═══ Exercise materials

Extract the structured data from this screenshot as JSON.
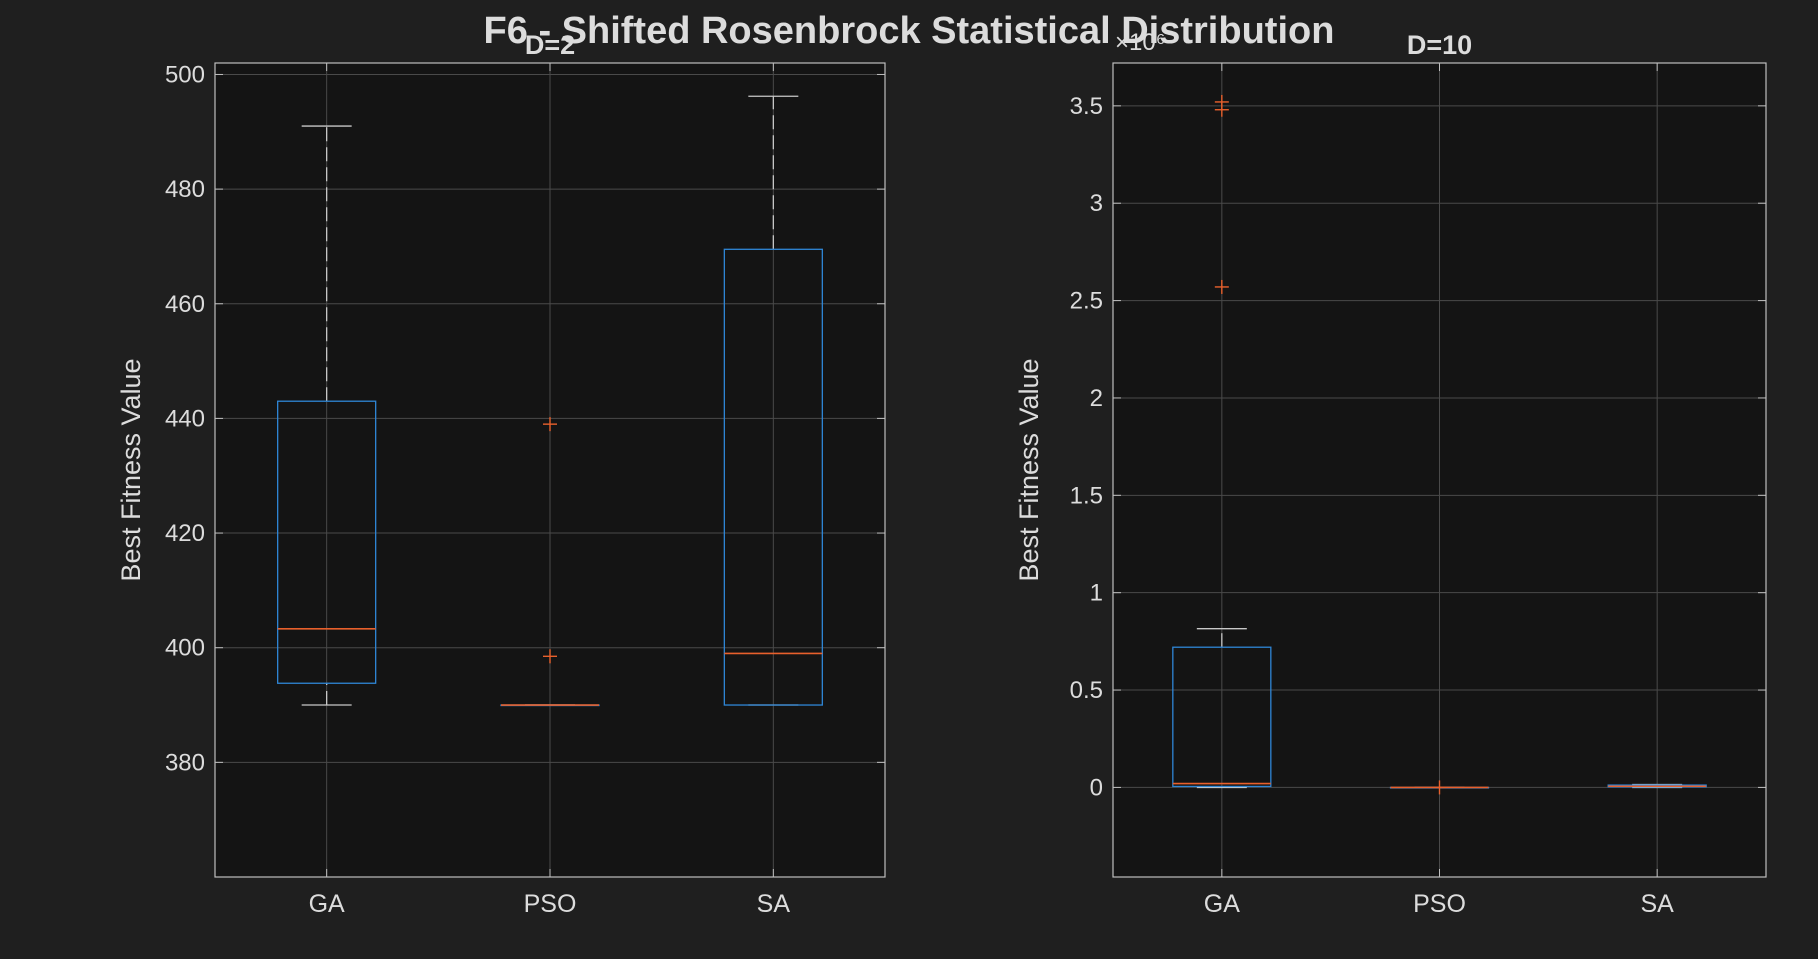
{
  "figure": {
    "title": "F6 - Shifted Rosenbrock Statistical Distribution"
  },
  "colors": {
    "background": "#1f1f1f",
    "axes_bg": "#141414",
    "grid": "#4a4a4a",
    "axis": "#bfbfbf",
    "text": "#dcdcdc",
    "box": "#2f86d6",
    "median": "#e8602c",
    "outlier": "#e8602c",
    "whisker": "#c8c8c8"
  },
  "chart_data": [
    {
      "type": "box",
      "title": "D=2",
      "xlabel": "",
      "ylabel": "Best Fitness Value",
      "categories": [
        "GA",
        "PSO",
        "SA"
      ],
      "ylim": [
        360,
        502
      ],
      "yticks": [
        380,
        400,
        420,
        440,
        460,
        480,
        500
      ],
      "ytick_labels": [
        "380",
        "400",
        "420",
        "440",
        "460",
        "480",
        "500"
      ],
      "grid": true,
      "exponent_label": "",
      "boxes": [
        {
          "category": "GA",
          "whisker_low": 390,
          "q1": 393.8,
          "median": 403.3,
          "q3": 443,
          "whisker_high": 491,
          "outliers": []
        },
        {
          "category": "PSO",
          "whisker_low": 390,
          "q1": 390,
          "median": 390,
          "q3": 390,
          "whisker_high": 390,
          "outliers": [
            398.5,
            439
          ]
        },
        {
          "category": "SA",
          "whisker_low": 390,
          "q1": 390,
          "median": 399,
          "q3": 469.5,
          "whisker_high": 496.2,
          "outliers": []
        }
      ]
    },
    {
      "type": "box",
      "title": "D=10",
      "xlabel": "",
      "ylabel": "Best Fitness Value",
      "categories": [
        "GA",
        "PSO",
        "SA"
      ],
      "ylim": [
        -0.46,
        3.72
      ],
      "yticks": [
        0,
        0.5,
        1,
        1.5,
        2,
        2.5,
        3,
        3.5
      ],
      "ytick_labels": [
        "0",
        "0.5",
        "1",
        "1.5",
        "2",
        "2.5",
        "3",
        "3.5"
      ],
      "grid": true,
      "exponent_label": "×10⁶",
      "boxes": [
        {
          "category": "GA",
          "whisker_low": 0.0,
          "q1": 0.005,
          "median": 0.02,
          "q3": 0.72,
          "whisker_high": 0.815,
          "outliers": [
            2.57,
            3.48,
            3.52
          ]
        },
        {
          "category": "PSO",
          "whisker_low": 0.0,
          "q1": 0.0,
          "median": 0.0,
          "q3": 0.0,
          "whisker_high": 0.0,
          "outliers": [
            0.0
          ]
        },
        {
          "category": "SA",
          "whisker_low": 0.0,
          "q1": 0.003,
          "median": 0.006,
          "q3": 0.012,
          "whisker_high": 0.015,
          "outliers": []
        }
      ]
    }
  ]
}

══════

What the task asks: Copy all lines of the listing above that contain the string "median".

Exercise output:
    "median": "#e8602c",
          "median": 403.3,
          "median": 390,
          "median": 399,
          "median": 0.02,
          "median": 0.0,
          "median": 0.006,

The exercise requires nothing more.